Every line below that includes "title" counts toward the total. Report that total alone.

+++ DATASET EXCERPTS +++

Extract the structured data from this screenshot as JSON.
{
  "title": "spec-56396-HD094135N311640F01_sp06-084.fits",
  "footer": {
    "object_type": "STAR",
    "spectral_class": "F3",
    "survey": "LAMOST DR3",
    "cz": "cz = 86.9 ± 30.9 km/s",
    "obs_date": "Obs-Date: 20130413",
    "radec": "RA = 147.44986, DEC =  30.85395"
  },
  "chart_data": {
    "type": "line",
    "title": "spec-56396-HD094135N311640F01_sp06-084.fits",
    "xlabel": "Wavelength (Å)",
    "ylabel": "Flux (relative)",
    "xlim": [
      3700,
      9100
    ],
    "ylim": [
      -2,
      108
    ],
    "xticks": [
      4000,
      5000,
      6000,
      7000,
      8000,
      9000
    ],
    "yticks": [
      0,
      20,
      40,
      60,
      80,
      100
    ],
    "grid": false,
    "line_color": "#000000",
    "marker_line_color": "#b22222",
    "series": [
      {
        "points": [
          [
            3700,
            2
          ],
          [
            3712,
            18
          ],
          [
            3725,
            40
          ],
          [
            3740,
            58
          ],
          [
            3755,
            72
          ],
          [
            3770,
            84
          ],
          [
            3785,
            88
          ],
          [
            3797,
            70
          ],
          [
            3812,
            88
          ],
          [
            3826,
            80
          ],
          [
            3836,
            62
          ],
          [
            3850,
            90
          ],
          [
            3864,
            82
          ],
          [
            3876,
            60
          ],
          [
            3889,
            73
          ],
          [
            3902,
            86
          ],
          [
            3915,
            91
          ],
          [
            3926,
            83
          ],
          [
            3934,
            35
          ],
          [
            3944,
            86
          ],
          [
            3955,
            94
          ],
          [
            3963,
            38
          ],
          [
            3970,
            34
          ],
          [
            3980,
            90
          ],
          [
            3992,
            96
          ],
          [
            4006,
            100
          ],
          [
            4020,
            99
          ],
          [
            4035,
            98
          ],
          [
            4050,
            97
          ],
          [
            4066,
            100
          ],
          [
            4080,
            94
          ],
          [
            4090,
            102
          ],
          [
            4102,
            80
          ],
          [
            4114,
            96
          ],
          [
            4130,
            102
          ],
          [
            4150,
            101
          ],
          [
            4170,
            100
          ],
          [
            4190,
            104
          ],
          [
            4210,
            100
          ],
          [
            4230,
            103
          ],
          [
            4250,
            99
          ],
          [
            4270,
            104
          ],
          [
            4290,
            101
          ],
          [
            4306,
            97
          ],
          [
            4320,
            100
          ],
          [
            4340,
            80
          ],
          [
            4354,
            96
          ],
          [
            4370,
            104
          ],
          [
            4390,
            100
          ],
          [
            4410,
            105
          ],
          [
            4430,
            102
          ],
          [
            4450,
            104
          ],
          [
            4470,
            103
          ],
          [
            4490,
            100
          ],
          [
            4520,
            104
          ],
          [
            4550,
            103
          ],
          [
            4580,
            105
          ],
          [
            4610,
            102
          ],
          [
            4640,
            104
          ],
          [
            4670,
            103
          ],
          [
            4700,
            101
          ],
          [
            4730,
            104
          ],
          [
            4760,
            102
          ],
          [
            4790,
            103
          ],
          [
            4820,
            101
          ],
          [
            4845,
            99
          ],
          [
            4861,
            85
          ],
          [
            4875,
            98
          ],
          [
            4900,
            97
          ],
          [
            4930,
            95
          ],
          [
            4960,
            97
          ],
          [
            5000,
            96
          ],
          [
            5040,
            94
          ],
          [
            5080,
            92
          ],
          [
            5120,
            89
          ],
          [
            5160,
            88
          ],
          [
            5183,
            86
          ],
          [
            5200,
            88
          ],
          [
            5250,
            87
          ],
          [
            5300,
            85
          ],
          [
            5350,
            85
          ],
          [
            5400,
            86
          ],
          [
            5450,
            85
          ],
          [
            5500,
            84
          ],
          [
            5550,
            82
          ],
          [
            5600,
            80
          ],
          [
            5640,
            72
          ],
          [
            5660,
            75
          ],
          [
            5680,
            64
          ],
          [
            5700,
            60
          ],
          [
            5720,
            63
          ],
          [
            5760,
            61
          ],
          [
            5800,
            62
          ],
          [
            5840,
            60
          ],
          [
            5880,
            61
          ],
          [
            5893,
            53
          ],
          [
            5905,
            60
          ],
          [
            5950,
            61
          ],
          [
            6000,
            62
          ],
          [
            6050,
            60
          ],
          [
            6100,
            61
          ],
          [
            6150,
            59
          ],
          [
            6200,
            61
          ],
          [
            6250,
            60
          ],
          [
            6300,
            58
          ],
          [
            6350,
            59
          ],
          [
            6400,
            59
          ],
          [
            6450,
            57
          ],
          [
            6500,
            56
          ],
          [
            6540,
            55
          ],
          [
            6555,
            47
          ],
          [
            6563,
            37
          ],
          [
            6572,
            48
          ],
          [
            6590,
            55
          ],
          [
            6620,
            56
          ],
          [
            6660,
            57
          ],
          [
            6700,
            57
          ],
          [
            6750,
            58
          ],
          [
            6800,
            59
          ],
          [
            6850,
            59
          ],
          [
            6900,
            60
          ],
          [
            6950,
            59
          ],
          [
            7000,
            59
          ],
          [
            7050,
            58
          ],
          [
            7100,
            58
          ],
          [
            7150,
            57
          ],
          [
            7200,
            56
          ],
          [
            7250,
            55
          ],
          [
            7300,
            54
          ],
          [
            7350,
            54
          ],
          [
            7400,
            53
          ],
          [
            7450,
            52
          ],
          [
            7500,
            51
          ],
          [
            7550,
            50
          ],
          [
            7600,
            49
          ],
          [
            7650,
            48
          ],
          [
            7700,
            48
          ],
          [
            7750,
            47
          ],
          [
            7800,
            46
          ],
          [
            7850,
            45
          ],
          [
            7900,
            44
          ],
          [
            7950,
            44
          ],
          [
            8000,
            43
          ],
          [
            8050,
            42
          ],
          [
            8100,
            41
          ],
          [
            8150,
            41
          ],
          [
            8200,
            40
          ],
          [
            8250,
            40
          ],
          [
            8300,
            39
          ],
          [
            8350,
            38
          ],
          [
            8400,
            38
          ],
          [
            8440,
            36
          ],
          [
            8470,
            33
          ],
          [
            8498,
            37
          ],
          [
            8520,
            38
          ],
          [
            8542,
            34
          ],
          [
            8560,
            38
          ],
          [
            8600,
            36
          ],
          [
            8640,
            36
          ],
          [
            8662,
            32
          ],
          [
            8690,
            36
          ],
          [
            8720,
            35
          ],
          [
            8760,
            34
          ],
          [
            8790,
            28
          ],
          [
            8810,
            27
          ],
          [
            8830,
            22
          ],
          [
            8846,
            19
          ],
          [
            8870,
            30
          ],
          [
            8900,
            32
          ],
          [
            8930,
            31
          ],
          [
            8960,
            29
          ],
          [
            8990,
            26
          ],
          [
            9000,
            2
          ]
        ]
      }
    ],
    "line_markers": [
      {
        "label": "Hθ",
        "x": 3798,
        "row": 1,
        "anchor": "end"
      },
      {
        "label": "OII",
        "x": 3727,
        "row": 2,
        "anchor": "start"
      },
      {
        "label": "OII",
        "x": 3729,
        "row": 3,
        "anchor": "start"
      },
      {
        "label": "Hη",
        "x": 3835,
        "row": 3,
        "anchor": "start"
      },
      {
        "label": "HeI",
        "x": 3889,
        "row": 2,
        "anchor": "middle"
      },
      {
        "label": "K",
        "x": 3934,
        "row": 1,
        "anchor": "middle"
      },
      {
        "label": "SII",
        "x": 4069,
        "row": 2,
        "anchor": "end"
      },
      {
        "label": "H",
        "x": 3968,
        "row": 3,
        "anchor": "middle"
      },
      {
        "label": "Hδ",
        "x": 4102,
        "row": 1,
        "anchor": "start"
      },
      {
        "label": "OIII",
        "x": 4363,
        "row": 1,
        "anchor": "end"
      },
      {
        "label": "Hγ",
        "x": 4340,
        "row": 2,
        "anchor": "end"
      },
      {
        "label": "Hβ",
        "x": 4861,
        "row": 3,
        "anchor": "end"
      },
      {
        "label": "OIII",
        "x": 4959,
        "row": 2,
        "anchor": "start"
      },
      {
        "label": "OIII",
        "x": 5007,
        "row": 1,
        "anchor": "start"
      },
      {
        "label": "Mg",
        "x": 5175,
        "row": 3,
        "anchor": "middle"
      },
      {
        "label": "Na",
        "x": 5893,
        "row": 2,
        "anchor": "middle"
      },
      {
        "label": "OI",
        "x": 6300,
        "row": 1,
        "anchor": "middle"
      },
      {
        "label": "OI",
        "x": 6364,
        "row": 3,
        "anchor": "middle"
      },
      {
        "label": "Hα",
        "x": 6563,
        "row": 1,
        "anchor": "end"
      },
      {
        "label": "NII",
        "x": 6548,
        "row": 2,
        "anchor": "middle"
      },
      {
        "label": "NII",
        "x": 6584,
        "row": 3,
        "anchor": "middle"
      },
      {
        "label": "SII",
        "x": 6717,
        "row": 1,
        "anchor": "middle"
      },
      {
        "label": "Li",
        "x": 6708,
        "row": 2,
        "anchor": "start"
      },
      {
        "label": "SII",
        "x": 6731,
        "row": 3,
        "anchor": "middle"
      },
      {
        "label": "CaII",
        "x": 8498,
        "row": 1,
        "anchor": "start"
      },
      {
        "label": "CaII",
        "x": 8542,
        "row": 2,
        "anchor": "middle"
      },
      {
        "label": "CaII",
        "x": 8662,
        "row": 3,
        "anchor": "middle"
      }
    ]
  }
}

+++

TASK OUTPUT
2